[Extracts from a graphics dataset]
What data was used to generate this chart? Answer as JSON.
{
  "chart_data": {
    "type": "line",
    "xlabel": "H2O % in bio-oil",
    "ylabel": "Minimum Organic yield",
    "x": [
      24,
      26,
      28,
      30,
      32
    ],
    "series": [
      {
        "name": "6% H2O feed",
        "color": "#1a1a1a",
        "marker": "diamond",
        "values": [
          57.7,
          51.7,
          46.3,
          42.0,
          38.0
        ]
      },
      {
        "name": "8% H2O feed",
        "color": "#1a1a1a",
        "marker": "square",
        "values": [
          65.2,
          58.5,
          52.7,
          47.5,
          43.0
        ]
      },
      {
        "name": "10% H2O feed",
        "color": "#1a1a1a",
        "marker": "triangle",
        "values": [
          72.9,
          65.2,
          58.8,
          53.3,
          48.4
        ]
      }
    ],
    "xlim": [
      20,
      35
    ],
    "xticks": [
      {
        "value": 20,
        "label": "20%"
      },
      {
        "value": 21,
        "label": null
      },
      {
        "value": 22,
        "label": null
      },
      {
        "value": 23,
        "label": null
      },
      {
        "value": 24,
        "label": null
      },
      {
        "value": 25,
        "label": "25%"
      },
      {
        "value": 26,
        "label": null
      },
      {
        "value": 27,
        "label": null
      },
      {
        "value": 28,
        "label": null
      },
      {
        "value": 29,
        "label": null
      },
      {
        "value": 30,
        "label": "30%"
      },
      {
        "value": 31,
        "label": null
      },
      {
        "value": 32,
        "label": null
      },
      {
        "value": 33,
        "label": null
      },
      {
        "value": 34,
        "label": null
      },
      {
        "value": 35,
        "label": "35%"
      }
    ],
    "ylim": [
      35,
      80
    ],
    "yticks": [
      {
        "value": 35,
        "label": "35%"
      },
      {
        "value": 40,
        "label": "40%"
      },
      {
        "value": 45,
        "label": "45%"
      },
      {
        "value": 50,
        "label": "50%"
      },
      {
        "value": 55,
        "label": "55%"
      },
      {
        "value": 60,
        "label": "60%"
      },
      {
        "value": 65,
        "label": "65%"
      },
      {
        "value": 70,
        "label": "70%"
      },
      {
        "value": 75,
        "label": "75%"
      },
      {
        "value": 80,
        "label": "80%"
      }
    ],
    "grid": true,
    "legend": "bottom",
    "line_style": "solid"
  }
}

# [Exercise instructions]
Looking at the records above, count the lines where the word "feed" appears. State only the number.

# [Worked answer]
3